**REQUIRED WORK**
Output all of the entries exactly as written.

Items listed in a dataset:

++++

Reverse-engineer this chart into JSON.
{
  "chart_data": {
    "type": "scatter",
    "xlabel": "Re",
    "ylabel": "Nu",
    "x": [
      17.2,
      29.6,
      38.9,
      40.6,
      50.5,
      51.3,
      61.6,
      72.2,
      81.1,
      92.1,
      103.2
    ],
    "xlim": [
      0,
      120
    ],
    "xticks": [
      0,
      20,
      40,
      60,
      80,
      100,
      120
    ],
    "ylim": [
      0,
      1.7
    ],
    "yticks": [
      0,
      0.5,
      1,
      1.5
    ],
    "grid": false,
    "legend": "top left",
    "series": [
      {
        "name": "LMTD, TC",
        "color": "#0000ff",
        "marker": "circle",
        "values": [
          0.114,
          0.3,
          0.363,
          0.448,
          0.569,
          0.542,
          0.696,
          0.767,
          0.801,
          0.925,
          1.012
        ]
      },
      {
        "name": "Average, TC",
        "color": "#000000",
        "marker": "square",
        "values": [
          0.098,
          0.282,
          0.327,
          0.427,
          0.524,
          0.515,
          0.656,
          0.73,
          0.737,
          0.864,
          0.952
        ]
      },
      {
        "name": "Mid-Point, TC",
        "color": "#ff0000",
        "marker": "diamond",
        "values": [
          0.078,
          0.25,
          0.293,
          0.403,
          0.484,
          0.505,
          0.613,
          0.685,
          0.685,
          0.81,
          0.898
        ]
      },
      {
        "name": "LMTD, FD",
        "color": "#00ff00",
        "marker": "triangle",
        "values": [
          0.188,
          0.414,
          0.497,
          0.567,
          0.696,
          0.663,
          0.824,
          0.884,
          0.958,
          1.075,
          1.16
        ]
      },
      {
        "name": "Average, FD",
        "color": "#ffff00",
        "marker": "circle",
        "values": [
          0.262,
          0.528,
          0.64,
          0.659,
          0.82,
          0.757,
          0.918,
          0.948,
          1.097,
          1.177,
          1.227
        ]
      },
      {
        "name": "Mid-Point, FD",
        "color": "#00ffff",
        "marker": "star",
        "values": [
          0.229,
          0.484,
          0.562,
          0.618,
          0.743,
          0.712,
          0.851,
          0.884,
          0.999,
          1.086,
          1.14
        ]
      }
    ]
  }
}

++++

**SOLUTION BELOW**
Reverse-engineer this chart into JSON.
{
  "chart_data": {
    "type": "scatter",
    "xlabel": "Re",
    "ylabel": "Nu",
    "x": [
      17.2,
      29.6,
      38.9,
      40.6,
      50.5,
      51.3,
      61.6,
      72.2,
      81.1,
      92.1,
      103.2
    ],
    "xlim": [
      0,
      120
    ],
    "xticks": [
      0,
      20,
      40,
      60,
      80,
      100,
      120
    ],
    "ylim": [
      0,
      1.7
    ],
    "yticks": [
      0,
      0.5,
      1,
      1.5
    ],
    "grid": false,
    "legend": "top left",
    "series": [
      {
        "name": "LMTD, TC",
        "color": "#0000ff",
        "marker": "circle",
        "values": [
          0.114,
          0.3,
          0.363,
          0.448,
          0.569,
          0.542,
          0.696,
          0.767,
          0.801,
          0.925,
          1.012
        ]
      },
      {
        "name": "Average, TC",
        "color": "#000000",
        "marker": "square",
        "values": [
          0.098,
          0.282,
          0.327,
          0.427,
          0.524,
          0.515,
          0.656,
          0.73,
          0.737,
          0.864,
          0.952
        ]
      },
      {
        "name": "Mid-Point, TC",
        "color": "#ff0000",
        "marker": "diamond",
        "values": [
          0.078,
          0.25,
          0.293,
          0.403,
          0.484,
          0.505,
          0.613,
          0.685,
          0.685,
          0.81,
          0.898
        ]
      },
      {
        "name": "LMTD, FD",
        "color": "#00ff00",
        "marker": "triangle",
        "values": [
          0.188,
          0.414,
          0.497,
          0.567,
          0.696,
          0.663,
          0.824,
          0.884,
          0.958,
          1.075,
          1.16
        ]
      },
      {
        "name": "Average, FD",
        "color": "#ffff00",
        "marker": "circle",
        "values": [
          0.262,
          0.528,
          0.64,
          0.659,
          0.82,
          0.757,
          0.918,
          0.948,
          1.097,
          1.177,
          1.227
        ]
      },
      {
        "name": "Mid-Point, FD",
        "color": "#00ffff",
        "marker": "star",
        "values": [
          0.229,
          0.484,
          0.562,
          0.618,
          0.743,
          0.712,
          0.851,
          0.884,
          0.999,
          1.086,
          1.14
        ]
      }
    ]
  }
}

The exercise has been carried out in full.